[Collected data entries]
▽
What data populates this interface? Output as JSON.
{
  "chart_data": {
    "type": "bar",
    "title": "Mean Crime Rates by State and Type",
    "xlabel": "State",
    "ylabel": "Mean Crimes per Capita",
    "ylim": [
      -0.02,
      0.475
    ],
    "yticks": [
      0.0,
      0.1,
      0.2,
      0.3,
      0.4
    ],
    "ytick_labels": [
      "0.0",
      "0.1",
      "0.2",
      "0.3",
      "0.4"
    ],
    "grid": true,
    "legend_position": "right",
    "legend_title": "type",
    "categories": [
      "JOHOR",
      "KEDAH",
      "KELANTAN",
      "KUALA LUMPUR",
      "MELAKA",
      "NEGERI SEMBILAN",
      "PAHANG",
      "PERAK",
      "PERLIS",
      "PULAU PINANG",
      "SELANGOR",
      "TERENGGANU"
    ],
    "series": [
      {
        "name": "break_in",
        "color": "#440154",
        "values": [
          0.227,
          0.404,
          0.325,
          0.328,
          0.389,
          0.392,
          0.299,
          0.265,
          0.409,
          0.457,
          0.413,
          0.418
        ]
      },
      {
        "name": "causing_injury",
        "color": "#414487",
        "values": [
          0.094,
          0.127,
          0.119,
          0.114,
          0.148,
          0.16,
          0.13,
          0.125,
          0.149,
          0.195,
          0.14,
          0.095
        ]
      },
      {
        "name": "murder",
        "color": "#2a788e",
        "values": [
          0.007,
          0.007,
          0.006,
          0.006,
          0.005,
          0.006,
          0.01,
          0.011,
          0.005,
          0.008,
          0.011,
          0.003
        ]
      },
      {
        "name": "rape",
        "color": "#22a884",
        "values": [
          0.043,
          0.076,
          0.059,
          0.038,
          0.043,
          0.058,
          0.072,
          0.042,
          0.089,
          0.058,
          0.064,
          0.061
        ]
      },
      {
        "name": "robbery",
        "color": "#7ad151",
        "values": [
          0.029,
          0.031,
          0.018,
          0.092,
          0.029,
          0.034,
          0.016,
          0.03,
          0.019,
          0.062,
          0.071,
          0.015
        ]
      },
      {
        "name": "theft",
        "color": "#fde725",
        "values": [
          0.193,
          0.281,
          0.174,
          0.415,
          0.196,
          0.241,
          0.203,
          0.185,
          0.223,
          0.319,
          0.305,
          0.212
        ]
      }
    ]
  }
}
△
Copy out all lines above that include the string "name".

*Task response*
        "name": "break_in",
        "name": "causing_injury",
        "name": "murder",
        "name": "rape",
        "name": "robbery",
        "name": "theft",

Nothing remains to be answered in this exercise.